▸ **WHAT YOU SHOULD DO**
Collect every line below that contains the word "Output".

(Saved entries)
——
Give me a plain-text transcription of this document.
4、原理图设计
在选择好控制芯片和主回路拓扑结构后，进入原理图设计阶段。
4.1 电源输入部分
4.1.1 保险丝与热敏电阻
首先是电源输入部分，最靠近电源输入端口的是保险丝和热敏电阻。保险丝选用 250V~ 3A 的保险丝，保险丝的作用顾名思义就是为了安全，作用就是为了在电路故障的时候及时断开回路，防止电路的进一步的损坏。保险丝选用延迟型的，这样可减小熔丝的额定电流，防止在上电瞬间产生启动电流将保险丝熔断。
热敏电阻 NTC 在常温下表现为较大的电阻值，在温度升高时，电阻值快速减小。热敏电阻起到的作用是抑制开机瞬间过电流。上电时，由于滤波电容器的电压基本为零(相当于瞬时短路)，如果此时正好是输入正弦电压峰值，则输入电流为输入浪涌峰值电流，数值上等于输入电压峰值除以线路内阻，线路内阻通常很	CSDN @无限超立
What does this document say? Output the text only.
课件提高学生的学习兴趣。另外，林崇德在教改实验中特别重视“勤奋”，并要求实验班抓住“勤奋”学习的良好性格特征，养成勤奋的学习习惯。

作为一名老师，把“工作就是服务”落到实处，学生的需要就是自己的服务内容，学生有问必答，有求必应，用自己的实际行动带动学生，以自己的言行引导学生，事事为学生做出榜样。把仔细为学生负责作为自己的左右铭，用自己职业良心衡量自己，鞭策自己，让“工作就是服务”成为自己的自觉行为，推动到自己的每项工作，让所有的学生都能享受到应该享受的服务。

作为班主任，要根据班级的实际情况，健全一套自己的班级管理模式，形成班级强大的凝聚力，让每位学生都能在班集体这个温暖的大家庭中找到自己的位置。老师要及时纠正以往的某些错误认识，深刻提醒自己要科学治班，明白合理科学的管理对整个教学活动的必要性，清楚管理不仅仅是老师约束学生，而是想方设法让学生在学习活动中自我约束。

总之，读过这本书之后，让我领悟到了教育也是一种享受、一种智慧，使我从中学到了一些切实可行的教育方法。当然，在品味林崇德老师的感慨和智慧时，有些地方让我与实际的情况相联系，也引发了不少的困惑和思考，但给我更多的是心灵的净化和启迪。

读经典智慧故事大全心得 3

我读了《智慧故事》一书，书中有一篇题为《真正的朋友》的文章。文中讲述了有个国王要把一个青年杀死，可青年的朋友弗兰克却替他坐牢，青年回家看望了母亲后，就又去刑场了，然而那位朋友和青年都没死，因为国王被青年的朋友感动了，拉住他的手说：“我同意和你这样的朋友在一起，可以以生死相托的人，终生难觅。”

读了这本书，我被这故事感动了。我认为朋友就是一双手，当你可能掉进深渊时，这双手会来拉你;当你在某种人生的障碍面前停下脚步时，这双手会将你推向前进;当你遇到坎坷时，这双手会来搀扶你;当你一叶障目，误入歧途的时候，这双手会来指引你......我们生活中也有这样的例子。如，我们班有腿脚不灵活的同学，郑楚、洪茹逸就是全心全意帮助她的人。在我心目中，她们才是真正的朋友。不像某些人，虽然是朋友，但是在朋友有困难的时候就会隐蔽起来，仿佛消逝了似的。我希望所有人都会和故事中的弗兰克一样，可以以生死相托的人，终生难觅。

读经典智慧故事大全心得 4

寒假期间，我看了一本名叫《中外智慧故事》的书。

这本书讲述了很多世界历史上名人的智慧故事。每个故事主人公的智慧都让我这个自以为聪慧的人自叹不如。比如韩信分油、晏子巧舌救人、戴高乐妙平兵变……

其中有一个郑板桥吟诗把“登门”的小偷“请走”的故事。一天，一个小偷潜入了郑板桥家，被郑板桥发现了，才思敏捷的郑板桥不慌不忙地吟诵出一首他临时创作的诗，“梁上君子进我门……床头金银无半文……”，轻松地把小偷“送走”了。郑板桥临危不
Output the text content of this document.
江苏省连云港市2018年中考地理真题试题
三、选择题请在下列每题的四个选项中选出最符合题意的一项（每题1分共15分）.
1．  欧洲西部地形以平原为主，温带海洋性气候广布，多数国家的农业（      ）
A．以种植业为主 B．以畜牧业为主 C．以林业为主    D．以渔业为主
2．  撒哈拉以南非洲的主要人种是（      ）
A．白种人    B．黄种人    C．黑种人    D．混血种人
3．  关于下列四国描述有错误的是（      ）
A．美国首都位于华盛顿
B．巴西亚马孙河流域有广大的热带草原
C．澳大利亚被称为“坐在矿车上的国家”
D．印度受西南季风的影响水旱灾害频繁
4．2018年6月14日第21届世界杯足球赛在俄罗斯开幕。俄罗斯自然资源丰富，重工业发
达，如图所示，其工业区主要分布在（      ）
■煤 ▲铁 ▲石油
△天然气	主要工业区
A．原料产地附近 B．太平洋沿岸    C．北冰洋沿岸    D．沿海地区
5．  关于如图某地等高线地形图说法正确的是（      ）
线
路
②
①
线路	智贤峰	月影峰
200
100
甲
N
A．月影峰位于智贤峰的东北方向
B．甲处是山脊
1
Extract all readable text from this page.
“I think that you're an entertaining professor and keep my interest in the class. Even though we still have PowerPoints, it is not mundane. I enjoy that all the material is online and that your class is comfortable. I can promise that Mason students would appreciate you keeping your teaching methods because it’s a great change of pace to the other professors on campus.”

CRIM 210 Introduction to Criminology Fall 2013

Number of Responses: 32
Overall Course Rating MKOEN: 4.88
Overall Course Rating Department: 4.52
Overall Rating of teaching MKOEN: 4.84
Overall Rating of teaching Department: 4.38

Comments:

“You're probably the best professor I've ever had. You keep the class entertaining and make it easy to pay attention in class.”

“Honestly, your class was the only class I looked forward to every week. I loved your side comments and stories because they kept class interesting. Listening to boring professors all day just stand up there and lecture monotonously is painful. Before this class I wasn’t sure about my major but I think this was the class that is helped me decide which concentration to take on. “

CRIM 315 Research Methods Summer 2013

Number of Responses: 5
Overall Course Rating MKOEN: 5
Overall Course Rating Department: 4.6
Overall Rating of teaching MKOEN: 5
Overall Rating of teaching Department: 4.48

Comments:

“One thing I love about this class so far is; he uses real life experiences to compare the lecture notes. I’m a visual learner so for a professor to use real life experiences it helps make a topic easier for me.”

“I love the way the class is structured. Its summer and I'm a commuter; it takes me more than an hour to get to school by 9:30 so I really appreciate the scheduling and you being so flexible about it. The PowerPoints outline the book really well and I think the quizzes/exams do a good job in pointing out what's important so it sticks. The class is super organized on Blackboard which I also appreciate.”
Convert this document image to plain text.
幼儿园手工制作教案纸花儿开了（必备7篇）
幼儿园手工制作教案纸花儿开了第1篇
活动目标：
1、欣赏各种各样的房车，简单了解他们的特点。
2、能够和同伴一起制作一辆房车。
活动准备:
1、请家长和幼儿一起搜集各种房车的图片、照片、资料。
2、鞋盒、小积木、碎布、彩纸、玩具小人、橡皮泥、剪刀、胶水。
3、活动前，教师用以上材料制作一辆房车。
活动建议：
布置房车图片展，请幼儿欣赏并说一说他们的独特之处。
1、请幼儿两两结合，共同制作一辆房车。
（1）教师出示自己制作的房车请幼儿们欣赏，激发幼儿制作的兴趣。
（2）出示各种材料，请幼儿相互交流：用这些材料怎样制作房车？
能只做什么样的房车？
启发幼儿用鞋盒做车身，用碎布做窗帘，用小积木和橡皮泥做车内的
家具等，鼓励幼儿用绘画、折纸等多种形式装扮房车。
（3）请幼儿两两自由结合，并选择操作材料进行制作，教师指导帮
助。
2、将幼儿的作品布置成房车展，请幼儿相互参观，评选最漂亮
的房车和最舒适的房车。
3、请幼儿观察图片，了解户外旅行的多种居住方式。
——
▸ **TASK RESULT**
What does this document say? Output the text only.
Output the text content of this document.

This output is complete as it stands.